### Job
Retype all the records with nothing changed.

### Extracted records
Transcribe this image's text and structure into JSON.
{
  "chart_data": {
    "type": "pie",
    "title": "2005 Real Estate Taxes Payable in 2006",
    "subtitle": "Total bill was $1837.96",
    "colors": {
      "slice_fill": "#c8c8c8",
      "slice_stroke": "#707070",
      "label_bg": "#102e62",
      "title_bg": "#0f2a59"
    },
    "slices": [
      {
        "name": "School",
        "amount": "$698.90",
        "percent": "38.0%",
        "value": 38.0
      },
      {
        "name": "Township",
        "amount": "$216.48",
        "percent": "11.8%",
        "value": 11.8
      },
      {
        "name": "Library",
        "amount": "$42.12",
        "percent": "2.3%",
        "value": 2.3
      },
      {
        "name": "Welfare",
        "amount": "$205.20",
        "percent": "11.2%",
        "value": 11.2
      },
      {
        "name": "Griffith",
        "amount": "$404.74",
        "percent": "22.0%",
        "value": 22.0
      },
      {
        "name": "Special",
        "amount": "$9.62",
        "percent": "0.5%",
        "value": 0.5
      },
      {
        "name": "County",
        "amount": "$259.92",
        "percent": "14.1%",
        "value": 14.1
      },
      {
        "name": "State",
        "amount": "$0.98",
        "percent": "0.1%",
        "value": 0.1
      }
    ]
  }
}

### Exercise answer
Transcribe this image's text and structure into JSON.
{
  "chart_data": {
    "type": "pie",
    "title": "2005 Real Estate Taxes Payable in 2006",
    "subtitle": "Total bill was $1837.96",
    "colors": {
      "slice_fill": "#c8c8c8",
      "slice_stroke": "#707070",
      "label_bg": "#102e62",
      "title_bg": "#0f2a59"
    },
    "slices": [
      {
        "name": "School",
        "amount": "$698.90",
        "percent": "38.0%",
        "value": 38.0
      },
      {
        "name": "Township",
        "amount": "$216.48",
        "percent": "11.8%",
        "value": 11.8
      },
      {
        "name": "Library",
        "amount": "$42.12",
        "percent": "2.3%",
        "value": 2.3
      },
      {
        "name": "Welfare",
        "amount": "$205.20",
        "percent": "11.2%",
        "value": 11.2
      },
      {
        "name": "Griffith",
        "amount": "$404.74",
        "percent": "22.0%",
        "value": 22.0
      },
      {
        "name": "Special",
        "amount": "$9.62",
        "percent": "0.5%",
        "value": 0.5
      },
      {
        "name": "County",
        "amount": "$259.92",
        "percent": "14.1%",
        "value": 14.1
      },
      {
        "name": "State",
        "amount": "$0.98",
        "percent": "0.1%",
        "value": 0.1
      }
    ]
  }
}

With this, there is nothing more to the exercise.